Extracts from a graphics dataset:
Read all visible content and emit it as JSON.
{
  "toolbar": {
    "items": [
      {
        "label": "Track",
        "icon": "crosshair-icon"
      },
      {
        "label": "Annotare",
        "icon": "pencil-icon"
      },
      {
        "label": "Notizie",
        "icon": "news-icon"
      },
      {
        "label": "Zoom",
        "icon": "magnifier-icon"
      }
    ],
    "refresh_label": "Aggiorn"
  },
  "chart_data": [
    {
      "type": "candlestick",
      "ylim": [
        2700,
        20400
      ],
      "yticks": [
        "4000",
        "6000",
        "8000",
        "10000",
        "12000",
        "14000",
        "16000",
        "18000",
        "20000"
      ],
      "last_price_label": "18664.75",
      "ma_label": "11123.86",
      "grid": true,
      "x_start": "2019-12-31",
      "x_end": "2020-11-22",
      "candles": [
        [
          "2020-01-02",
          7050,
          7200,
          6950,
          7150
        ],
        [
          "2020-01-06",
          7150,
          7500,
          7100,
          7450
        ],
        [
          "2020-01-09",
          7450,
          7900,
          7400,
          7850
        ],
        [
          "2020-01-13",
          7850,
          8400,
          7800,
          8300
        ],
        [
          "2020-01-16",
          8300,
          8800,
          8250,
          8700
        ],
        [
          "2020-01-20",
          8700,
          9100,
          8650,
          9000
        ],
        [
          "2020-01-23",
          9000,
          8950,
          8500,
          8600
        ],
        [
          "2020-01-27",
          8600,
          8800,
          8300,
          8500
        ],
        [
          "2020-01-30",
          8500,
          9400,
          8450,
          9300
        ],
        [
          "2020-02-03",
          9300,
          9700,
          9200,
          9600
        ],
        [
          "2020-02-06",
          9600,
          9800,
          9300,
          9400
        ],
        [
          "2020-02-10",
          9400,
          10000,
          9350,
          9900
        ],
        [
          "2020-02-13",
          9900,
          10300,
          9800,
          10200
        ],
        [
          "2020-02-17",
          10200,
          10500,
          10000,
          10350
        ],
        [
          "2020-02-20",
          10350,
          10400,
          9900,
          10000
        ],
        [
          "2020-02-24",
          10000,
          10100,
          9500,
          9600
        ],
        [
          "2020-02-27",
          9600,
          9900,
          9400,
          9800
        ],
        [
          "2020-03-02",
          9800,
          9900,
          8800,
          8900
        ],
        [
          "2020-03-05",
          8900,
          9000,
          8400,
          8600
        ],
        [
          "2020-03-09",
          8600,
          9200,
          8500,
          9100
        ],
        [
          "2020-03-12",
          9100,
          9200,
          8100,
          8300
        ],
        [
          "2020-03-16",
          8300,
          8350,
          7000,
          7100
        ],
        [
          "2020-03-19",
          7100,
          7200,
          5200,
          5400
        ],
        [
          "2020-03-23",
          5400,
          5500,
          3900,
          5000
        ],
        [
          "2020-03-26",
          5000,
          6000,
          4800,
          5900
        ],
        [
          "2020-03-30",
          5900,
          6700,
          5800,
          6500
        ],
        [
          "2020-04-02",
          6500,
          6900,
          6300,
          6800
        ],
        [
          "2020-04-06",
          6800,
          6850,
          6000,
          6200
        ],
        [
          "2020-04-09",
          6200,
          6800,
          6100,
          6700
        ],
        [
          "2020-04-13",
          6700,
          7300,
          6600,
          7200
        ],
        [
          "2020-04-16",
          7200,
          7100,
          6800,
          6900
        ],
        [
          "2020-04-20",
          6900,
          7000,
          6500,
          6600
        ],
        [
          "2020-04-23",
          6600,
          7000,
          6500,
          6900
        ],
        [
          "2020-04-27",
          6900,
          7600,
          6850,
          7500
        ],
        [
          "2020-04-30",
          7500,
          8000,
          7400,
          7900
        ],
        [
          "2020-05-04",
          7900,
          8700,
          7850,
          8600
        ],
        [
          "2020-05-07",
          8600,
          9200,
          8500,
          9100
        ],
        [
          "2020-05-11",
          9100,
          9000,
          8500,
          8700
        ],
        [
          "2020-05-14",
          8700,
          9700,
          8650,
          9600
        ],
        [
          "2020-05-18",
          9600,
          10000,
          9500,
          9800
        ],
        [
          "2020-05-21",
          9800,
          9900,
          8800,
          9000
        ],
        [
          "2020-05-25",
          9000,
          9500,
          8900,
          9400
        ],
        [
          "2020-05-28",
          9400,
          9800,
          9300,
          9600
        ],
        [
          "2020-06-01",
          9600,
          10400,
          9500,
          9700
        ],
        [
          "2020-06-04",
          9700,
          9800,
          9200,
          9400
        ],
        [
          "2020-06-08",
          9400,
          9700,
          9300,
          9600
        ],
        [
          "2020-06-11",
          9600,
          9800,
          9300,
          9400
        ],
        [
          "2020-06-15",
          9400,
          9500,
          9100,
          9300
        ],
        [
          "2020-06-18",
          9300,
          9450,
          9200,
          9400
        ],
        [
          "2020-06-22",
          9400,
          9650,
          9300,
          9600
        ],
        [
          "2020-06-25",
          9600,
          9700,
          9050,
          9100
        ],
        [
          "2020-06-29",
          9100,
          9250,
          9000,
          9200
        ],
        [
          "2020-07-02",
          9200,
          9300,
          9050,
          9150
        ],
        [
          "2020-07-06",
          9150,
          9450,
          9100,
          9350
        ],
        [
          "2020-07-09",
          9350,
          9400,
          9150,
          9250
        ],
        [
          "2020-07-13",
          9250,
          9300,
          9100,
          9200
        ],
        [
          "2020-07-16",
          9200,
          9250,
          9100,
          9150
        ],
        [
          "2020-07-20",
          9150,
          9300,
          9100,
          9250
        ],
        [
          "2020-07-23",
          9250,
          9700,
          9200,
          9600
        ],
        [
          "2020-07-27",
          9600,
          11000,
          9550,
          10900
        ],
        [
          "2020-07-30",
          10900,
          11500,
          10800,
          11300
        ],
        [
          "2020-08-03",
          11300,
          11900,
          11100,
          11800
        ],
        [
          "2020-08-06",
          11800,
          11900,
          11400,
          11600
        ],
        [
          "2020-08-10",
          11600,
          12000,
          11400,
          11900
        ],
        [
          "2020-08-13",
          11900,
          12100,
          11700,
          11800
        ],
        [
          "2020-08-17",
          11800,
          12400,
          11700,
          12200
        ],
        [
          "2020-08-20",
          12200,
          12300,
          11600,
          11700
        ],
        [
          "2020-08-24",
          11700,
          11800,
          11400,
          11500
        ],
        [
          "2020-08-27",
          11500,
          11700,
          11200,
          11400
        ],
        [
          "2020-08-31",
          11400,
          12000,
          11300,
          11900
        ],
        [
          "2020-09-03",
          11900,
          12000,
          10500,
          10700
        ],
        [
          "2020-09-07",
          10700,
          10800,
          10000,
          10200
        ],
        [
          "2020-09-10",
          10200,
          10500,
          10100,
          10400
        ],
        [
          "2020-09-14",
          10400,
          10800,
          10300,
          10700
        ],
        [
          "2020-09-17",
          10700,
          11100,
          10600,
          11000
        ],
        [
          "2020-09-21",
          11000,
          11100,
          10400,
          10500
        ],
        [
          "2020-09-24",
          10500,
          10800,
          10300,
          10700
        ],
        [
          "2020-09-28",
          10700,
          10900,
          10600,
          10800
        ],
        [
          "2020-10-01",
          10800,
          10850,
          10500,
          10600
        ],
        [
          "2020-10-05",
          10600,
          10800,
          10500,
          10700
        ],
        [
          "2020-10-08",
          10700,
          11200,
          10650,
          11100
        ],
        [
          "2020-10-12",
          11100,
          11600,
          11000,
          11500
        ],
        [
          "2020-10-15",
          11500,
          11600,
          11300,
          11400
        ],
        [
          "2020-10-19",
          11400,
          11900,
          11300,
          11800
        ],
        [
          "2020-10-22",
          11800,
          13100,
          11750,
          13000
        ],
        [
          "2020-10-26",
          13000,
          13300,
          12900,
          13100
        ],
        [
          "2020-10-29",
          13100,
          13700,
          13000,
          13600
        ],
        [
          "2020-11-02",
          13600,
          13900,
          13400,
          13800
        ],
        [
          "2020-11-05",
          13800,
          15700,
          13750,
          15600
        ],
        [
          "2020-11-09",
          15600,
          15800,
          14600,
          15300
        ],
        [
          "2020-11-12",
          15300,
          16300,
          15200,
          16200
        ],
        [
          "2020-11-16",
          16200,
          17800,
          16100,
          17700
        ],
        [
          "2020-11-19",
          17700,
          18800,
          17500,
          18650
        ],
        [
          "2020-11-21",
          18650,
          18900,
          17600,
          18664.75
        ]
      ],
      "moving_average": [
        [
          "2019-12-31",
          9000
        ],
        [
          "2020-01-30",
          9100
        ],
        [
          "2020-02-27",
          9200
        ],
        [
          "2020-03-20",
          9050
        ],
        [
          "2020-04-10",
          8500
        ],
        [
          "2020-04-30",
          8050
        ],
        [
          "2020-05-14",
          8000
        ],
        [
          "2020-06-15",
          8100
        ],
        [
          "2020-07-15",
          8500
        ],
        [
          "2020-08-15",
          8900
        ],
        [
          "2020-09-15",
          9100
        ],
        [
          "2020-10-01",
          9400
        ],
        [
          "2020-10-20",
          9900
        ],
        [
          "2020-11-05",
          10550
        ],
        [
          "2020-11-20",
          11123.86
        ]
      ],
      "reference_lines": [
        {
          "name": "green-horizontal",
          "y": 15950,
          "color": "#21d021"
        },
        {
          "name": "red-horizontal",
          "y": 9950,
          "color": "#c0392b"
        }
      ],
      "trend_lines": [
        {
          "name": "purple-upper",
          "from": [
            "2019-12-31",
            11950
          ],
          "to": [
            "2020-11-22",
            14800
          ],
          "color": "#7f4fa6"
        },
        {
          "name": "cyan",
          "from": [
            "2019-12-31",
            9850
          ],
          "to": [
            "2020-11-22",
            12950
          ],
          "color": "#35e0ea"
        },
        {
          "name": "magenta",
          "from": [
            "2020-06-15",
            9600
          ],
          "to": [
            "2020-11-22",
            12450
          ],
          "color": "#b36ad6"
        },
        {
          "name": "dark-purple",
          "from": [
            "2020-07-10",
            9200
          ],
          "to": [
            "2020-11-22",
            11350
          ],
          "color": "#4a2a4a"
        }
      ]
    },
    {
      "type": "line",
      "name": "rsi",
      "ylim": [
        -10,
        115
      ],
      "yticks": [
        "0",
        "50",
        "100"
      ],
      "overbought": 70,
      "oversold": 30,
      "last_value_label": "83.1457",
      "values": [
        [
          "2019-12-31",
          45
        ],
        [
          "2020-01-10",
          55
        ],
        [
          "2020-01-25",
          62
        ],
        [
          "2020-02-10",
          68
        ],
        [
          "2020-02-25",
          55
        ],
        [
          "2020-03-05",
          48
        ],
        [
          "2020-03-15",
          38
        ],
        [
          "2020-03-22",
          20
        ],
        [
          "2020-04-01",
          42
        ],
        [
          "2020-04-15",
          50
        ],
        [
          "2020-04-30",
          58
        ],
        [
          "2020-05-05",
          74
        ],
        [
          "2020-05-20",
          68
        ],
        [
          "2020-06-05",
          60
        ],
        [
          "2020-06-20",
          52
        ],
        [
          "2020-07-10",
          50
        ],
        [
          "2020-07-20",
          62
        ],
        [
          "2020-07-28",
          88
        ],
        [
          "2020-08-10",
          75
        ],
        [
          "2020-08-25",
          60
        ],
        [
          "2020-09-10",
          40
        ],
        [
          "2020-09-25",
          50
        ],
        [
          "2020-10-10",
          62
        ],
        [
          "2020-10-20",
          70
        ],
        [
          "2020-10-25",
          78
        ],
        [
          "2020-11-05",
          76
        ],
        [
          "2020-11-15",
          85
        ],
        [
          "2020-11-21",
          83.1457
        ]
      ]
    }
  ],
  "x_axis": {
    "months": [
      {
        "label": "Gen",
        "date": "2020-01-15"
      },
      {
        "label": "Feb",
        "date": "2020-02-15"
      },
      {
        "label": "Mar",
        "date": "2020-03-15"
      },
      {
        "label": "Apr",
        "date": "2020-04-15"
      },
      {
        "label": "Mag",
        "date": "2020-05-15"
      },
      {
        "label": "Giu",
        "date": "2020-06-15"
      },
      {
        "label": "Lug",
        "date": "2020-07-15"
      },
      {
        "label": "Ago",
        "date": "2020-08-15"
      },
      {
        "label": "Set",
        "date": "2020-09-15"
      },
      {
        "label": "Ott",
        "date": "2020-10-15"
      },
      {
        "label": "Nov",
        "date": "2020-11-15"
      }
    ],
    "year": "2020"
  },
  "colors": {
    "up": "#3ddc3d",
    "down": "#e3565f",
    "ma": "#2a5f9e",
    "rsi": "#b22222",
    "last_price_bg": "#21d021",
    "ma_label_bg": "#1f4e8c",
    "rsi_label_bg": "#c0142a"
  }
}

> _TO DO_:
State the count of lines with the word "icon" in them, and write nothing else.

> _FINISHED ANSWER_:
4